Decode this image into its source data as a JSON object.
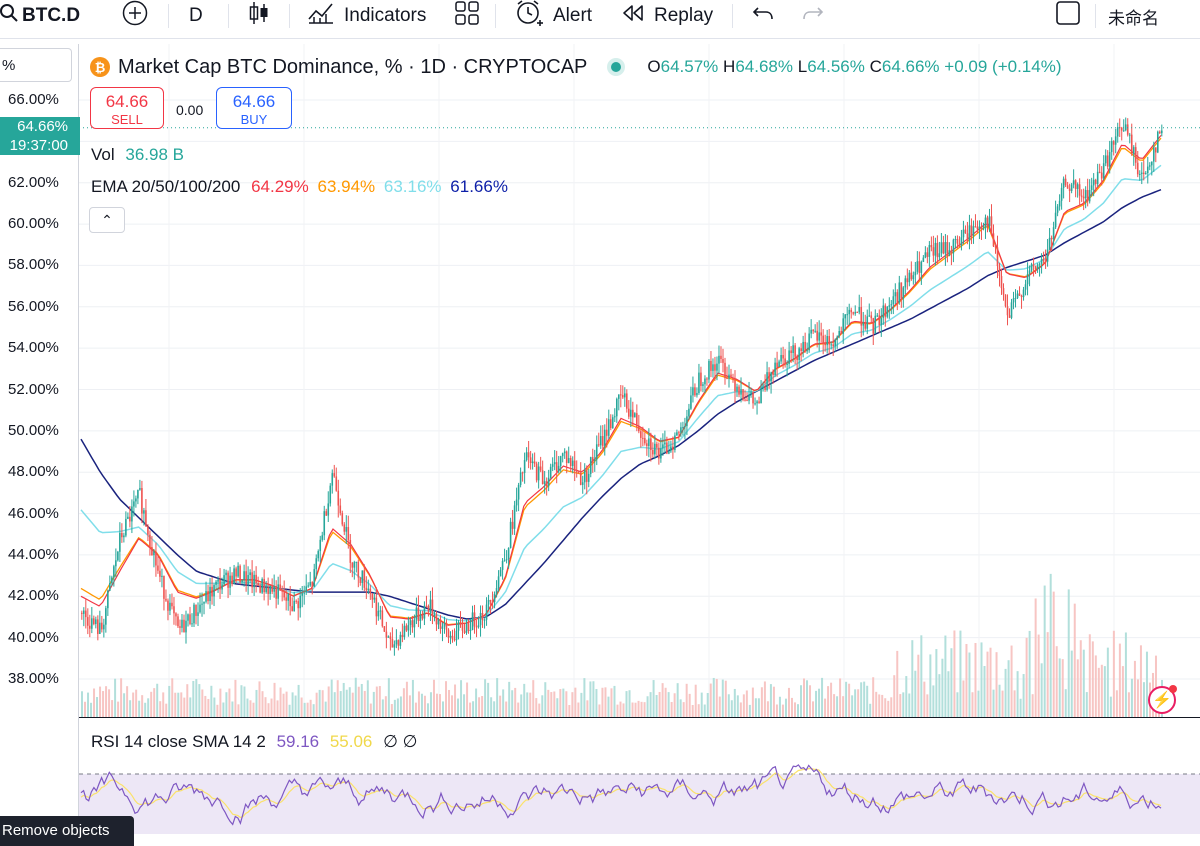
{
  "toolbar": {
    "symbol": "BTC.D",
    "interval": "D",
    "indicators_label": "Indicators",
    "alert_label": "Alert",
    "replay_label": "Replay",
    "layout_name": "未命名"
  },
  "legend": {
    "title": "Market Cap BTC Dominance, % · 1D · CRYPTOCAP",
    "open_key": "O",
    "open": "64.57%",
    "high_key": "H",
    "high": "64.68%",
    "low_key": "L",
    "low": "64.56%",
    "close_key": "C",
    "close": "64.66%",
    "change": "+0.09 (+0.14%)"
  },
  "trade": {
    "sell_price": "64.66",
    "sell_label": "SELL",
    "spread": "0.00",
    "buy_price": "64.66",
    "buy_label": "BUY"
  },
  "volume": {
    "label": "Vol",
    "value": "36.98 B"
  },
  "ema": {
    "label": "EMA 20/50/100/200",
    "v20": "64.29%",
    "v50": "63.94%",
    "v100": "63.16%",
    "v200": "61.66%"
  },
  "rsi": {
    "label": "RSI 14 close SMA 14 2",
    "rsi": "59.16",
    "sma": "55.06",
    "glyphs": "∅ ∅"
  },
  "price_axis": {
    "unit_box": "%",
    "current_price": "64.66%",
    "countdown": "19:37:00",
    "ticks": [
      "66.00%",
      "64.00%",
      "62.00%",
      "60.00%",
      "58.00%",
      "56.00%",
      "54.00%",
      "52.00%",
      "50.00%",
      "48.00%",
      "46.00%",
      "44.00%",
      "42.00%",
      "40.00%",
      "38.00%"
    ]
  },
  "remove_objects_label": "Remove objects",
  "colors": {
    "up": "#26a69a",
    "down": "#ef5350",
    "ema20": "#f23645",
    "ema50": "#ff9800",
    "ema100": "#80deea",
    "ema200": "#1a237e",
    "rsi": "#7e57c2",
    "rsi_sma": "#fbe26b"
  },
  "chart_data": {
    "type": "candlestick",
    "title": "Market Cap BTC Dominance, % · 1D · CRYPTOCAP",
    "ylim": [
      36.6,
      67.0
    ],
    "series": [
      {
        "name": "BTC.D close",
        "values": [
          41.2,
          40.3,
          44.8,
          46.9,
          43.0,
          40.3,
          41.4,
          42.5,
          43.1,
          42.6,
          42.3,
          41.5,
          42.7,
          48.1,
          43.7,
          42.2,
          39.5,
          40.7,
          41.6,
          40.0,
          40.6,
          41.3,
          44.1,
          48.7,
          47.6,
          48.9,
          47.6,
          49.6,
          51.7,
          50.0,
          48.8,
          49.9,
          52.5,
          53.4,
          52.2,
          51.2,
          53.5,
          53.8,
          54.6,
          54.2,
          55.9,
          55.0,
          56.3,
          57.4,
          58.6,
          58.8,
          59.6,
          60.3,
          55.4,
          57.4,
          58.4,
          62.1,
          61.2,
          62.8,
          64.9,
          62.1,
          64.66
        ]
      },
      {
        "name": "EMA 20",
        "values": [
          42.0,
          41.5,
          43.2,
          44.8,
          44.0,
          42.2,
          41.9,
          42.3,
          42.8,
          42.8,
          42.5,
          42.0,
          42.4,
          45.3,
          44.5,
          43.0,
          41.0,
          40.9,
          41.2,
          40.6,
          40.7,
          41.1,
          42.9,
          46.5,
          47.3,
          48.3,
          48.0,
          49.0,
          50.6,
          50.2,
          49.5,
          49.7,
          51.4,
          52.8,
          52.5,
          51.9,
          53.0,
          53.5,
          54.2,
          54.3,
          55.3,
          55.2,
          55.9,
          56.8,
          57.9,
          58.6,
          59.3,
          60.1,
          57.6,
          57.4,
          58.1,
          60.6,
          61.0,
          62.1,
          63.9,
          63.1,
          64.29
        ]
      },
      {
        "name": "EMA 200",
        "values": [
          49.6,
          48.0,
          46.7,
          45.8,
          44.9,
          44.0,
          43.2,
          42.9,
          42.6,
          42.5,
          42.4,
          42.3,
          42.2,
          42.2,
          42.2,
          42.2,
          42.0,
          41.7,
          41.4,
          41.1,
          40.9,
          41.0,
          41.6,
          42.6,
          43.6,
          44.7,
          45.8,
          46.8,
          47.7,
          48.4,
          48.8,
          49.3,
          50.0,
          50.8,
          51.4,
          51.9,
          52.4,
          52.9,
          53.4,
          53.8,
          54.2,
          54.6,
          55.0,
          55.4,
          55.9,
          56.4,
          56.9,
          57.5,
          57.9,
          58.2,
          58.5,
          59.1,
          59.6,
          60.1,
          60.8,
          61.3,
          61.66
        ]
      }
    ]
  }
}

AIM:
Leave out the pictures and repeat everything else in the records exactly.

SOLUTION TO THIS PROBLEM:
Decode this image into its source data as a JSON object.
{
  "toolbar": {
    "symbol": "BTC.D",
    "interval": "D",
    "indicators_label": "Indicators",
    "alert_label": "Alert",
    "replay_label": "Replay",
    "layout_name": "未命名"
  },
  "legend": {
    "title": "Market Cap BTC Dominance, % · 1D · CRYPTOCAP",
    "open_key": "O",
    "open": "64.57%",
    "high_key": "H",
    "high": "64.68%",
    "low_key": "L",
    "low": "64.56%",
    "close_key": "C",
    "close": "64.66%",
    "change": "+0.09 (+0.14%)"
  },
  "trade": {
    "sell_price": "64.66",
    "sell_label": "SELL",
    "spread": "0.00",
    "buy_price": "64.66",
    "buy_label": "BUY"
  },
  "volume": {
    "label": "Vol",
    "value": "36.98 B"
  },
  "ema": {
    "label": "EMA 20/50/100/200",
    "v20": "64.29%",
    "v50": "63.94%",
    "v100": "63.16%",
    "v200": "61.66%"
  },
  "rsi": {
    "label": "RSI 14 close SMA 14 2",
    "rsi": "59.16",
    "sma": "55.06",
    "glyphs": "∅ ∅"
  },
  "price_axis": {
    "unit_box": "%",
    "current_price": "64.66%",
    "countdown": "19:37:00",
    "ticks": [
      "66.00%",
      "64.00%",
      "62.00%",
      "60.00%",
      "58.00%",
      "56.00%",
      "54.00%",
      "52.00%",
      "50.00%",
      "48.00%",
      "46.00%",
      "44.00%",
      "42.00%",
      "40.00%",
      "38.00%"
    ]
  },
  "remove_objects_label": "Remove objects",
  "colors": {
    "up": "#26a69a",
    "down": "#ef5350",
    "ema20": "#f23645",
    "ema50": "#ff9800",
    "ema100": "#80deea",
    "ema200": "#1a237e",
    "rsi": "#7e57c2",
    "rsi_sma": "#fbe26b"
  },
  "chart_data": {
    "type": "candlestick",
    "title": "Market Cap BTC Dominance, % · 1D · CRYPTOCAP",
    "ylim": [
      36.6,
      67.0
    ],
    "series": [
      {
        "name": "BTC.D close",
        "values": [
          41.2,
          40.3,
          44.8,
          46.9,
          43.0,
          40.3,
          41.4,
          42.5,
          43.1,
          42.6,
          42.3,
          41.5,
          42.7,
          48.1,
          43.7,
          42.2,
          39.5,
          40.7,
          41.6,
          40.0,
          40.6,
          41.3,
          44.1,
          48.7,
          47.6,
          48.9,
          47.6,
          49.6,
          51.7,
          50.0,
          48.8,
          49.9,
          52.5,
          53.4,
          52.2,
          51.2,
          53.5,
          53.8,
          54.6,
          54.2,
          55.9,
          55.0,
          56.3,
          57.4,
          58.6,
          58.8,
          59.6,
          60.3,
          55.4,
          57.4,
          58.4,
          62.1,
          61.2,
          62.8,
          64.9,
          62.1,
          64.66
        ]
      },
      {
        "name": "EMA 20",
        "values": [
          42.0,
          41.5,
          43.2,
          44.8,
          44.0,
          42.2,
          41.9,
          42.3,
          42.8,
          42.8,
          42.5,
          42.0,
          42.4,
          45.3,
          44.5,
          43.0,
          41.0,
          40.9,
          41.2,
          40.6,
          40.7,
          41.1,
          42.9,
          46.5,
          47.3,
          48.3,
          48.0,
          49.0,
          50.6,
          50.2,
          49.5,
          49.7,
          51.4,
          52.8,
          52.5,
          51.9,
          53.0,
          53.5,
          54.2,
          54.3,
          55.3,
          55.2,
          55.9,
          56.8,
          57.9,
          58.6,
          59.3,
          60.1,
          57.6,
          57.4,
          58.1,
          60.6,
          61.0,
          62.1,
          63.9,
          63.1,
          64.29
        ]
      },
      {
        "name": "EMA 200",
        "values": [
          49.6,
          48.0,
          46.7,
          45.8,
          44.9,
          44.0,
          43.2,
          42.9,
          42.6,
          42.5,
          42.4,
          42.3,
          42.2,
          42.2,
          42.2,
          42.2,
          42.0,
          41.7,
          41.4,
          41.1,
          40.9,
          41.0,
          41.6,
          42.6,
          43.6,
          44.7,
          45.8,
          46.8,
          47.7,
          48.4,
          48.8,
          49.3,
          50.0,
          50.8,
          51.4,
          51.9,
          52.4,
          52.9,
          53.4,
          53.8,
          54.2,
          54.6,
          55.0,
          55.4,
          55.9,
          56.4,
          56.9,
          57.5,
          57.9,
          58.2,
          58.5,
          59.1,
          59.6,
          60.1,
          60.8,
          61.3,
          61.66
        ]
      }
    ]
  }
}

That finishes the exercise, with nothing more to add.